→ SELECTED PASSAGE
# what to do if power goes out??



## daytonakid (Jul 24, 2006)

Bigman just brought to my attention the very real danger of the power in your house going out.

So What is the best thing to do if the power does go out?

Bigman was well prepared with extra tank, but some of us (atleast me) dont have such resources, so what could I do if the power does go out for a couple of hours? Aside from having a generator lol.


----------



## Rice & Beanz (Oct 30, 2006)

So What is the best thing to do if the power does go out?

PANIC!!














never thought of that


----------



## KINGofKINGS (Jul 24, 2006)

.... hope that it comes back on!!! like soon!!! a couple hours isnt going to be that big a deal---


----------



## CLUSTER ONE (Aug 2, 2006)

you can just occationally stir the water to get oxegen but it should bne fine for a couple of hours if its out like days thats bad


----------



## Dairy Whip (Mar 26, 2006)

yup hope it comes back on  but you can do a few little water changes a day to give air.


----------



## redrum781 (Apr 10, 2006)

mine was out for 22 hours last new year
i bought two bubblers that are battery operated and ran them for o2 
and cranked up the heater in the house to keep them warm
i was worried but it worked out fine
plus i will always have the bubblers just in case


----------



## spinalremains (Nov 10, 2006)

I had the power go out for about eight hours, so I wrapped my tank in blankets to help insulate it from heat loss. The temp stayed for the whole time and probably dropped 3 degrees or so.


----------



## RBP7 (Oct 13, 2006)

my power went out for a while but when then power did finaly turn back on my emporer 280 filter lost all suction, water and started making a grinding noise. good thing my room mate was their and unpluged it.what could i do so it doesn't do that again?


----------



## Ægir (Jan 21, 2006)

the best thing you can do to be prepared... have a generator 
if you dont have that resource, they make battery backups for computers that are pretty slick for running air/heat for a few hours... 
and if sh*t hits the fan... you can always start a fire, heat water and blow bubbles in your tank till you get light headed... plants help creating o2 if you have them in your tank you prob dont need to worry about bubbles, but light and heat instead... either way its a pain in the ass and hopefully the power grid doesnt drop off the face of the earth for more than a 12 hours


----------



## ___ (Feb 19, 2006)

→ DIRECTIONS FOR THIS TASK
Copy the stretch of the power-outage thread from "you can just" through "to give air.", replacing "stir" with "agitate".

→ MATERIAL
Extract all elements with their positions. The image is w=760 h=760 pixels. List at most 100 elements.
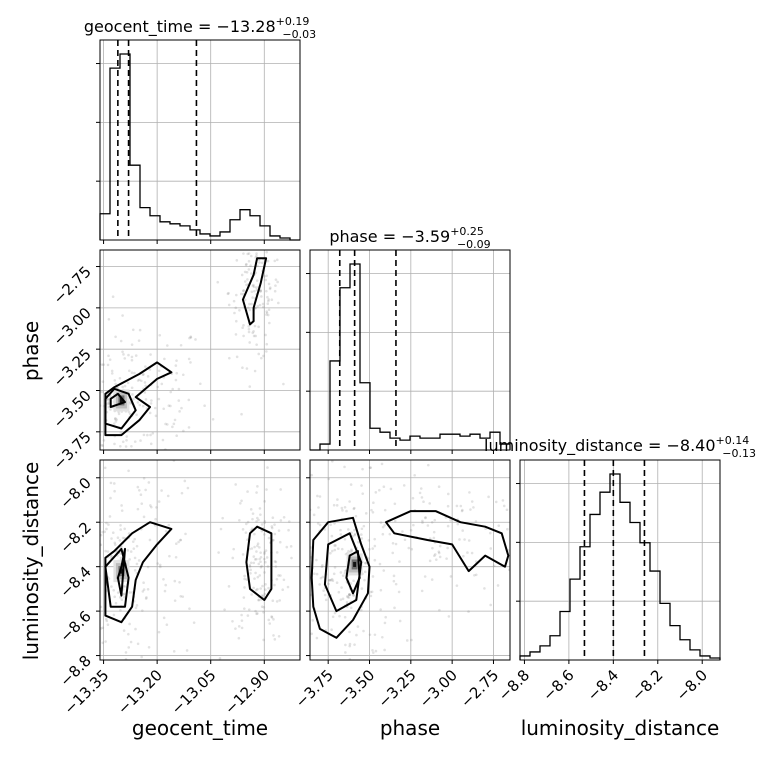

→ OUTPUT FOR THIS TASK
you can just occationally agitate the water to get oxegen but it should bne fine for a couple of hours if its out like days thats bad


----------



## Dairy Whip (Mar 26, 2006)

yup hope it comes back on  but you can do a few little water changes a day to give air.